# GIVEN PROBLEM
Please count the lines below that contain the string "label", and reply with the number alone.
------ MATERIAL FOR THE TASK
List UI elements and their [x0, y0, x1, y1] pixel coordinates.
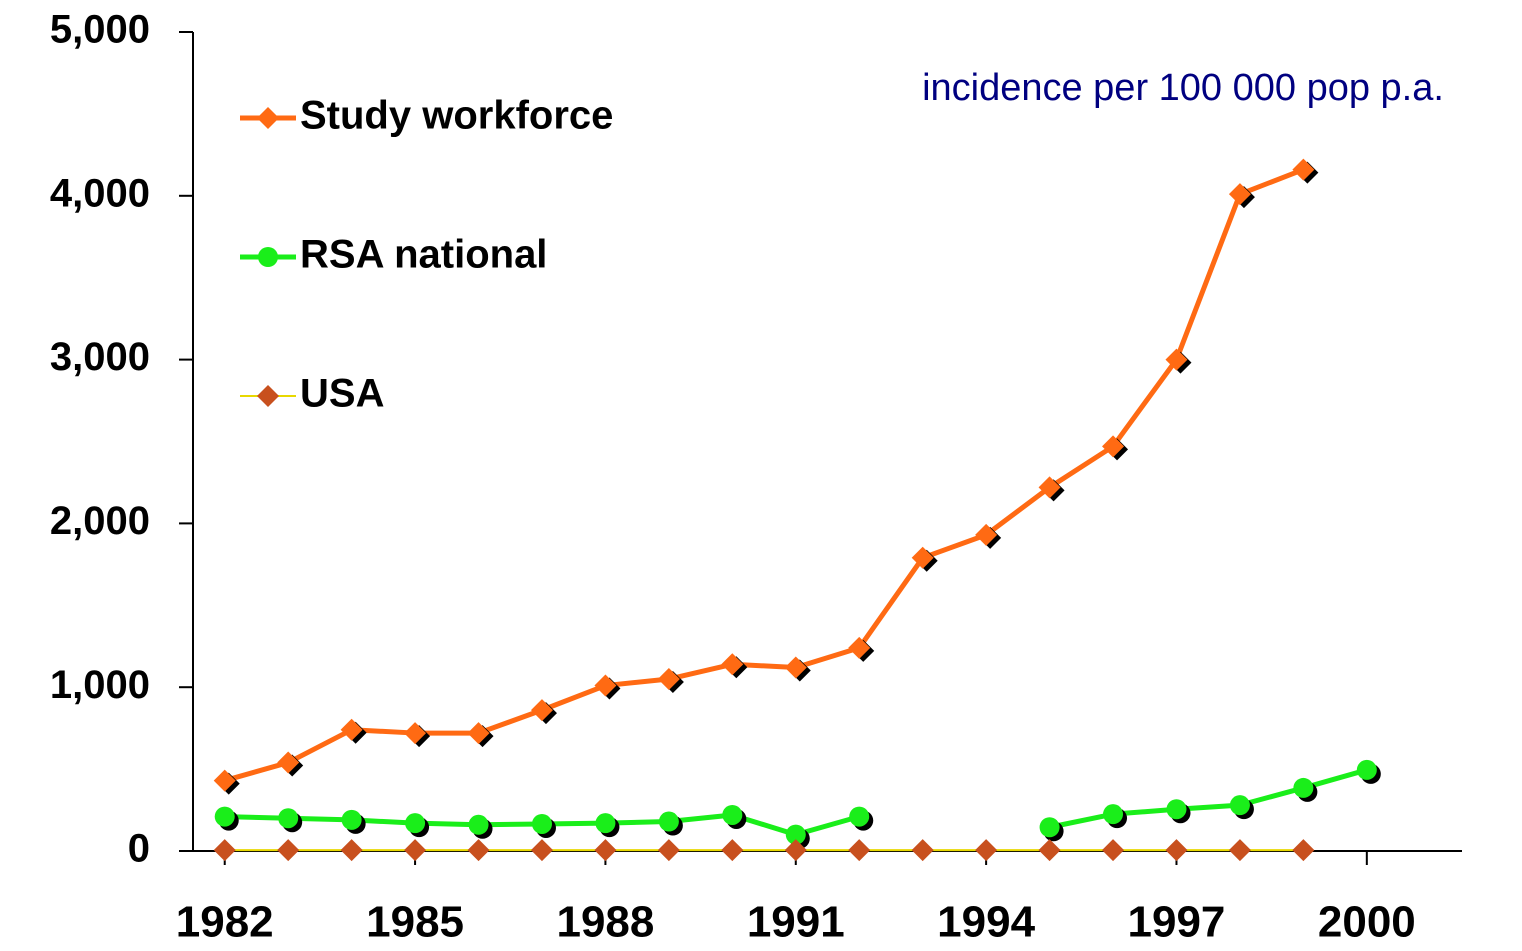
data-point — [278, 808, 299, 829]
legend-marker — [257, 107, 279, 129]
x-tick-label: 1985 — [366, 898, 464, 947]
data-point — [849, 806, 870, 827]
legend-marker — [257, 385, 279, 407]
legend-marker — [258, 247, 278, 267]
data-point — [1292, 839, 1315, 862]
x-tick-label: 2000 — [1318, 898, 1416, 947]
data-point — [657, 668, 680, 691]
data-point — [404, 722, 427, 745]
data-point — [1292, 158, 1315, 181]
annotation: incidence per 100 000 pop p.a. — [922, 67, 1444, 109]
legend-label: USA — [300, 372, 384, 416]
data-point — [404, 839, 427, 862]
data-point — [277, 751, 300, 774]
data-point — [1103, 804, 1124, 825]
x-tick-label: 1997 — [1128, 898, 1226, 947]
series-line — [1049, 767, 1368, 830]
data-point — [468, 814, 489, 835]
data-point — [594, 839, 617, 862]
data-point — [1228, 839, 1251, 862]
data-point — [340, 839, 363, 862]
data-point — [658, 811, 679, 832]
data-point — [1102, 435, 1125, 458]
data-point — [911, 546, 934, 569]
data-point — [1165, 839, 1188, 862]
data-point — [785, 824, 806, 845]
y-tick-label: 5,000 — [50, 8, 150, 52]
------------
# RESULT
5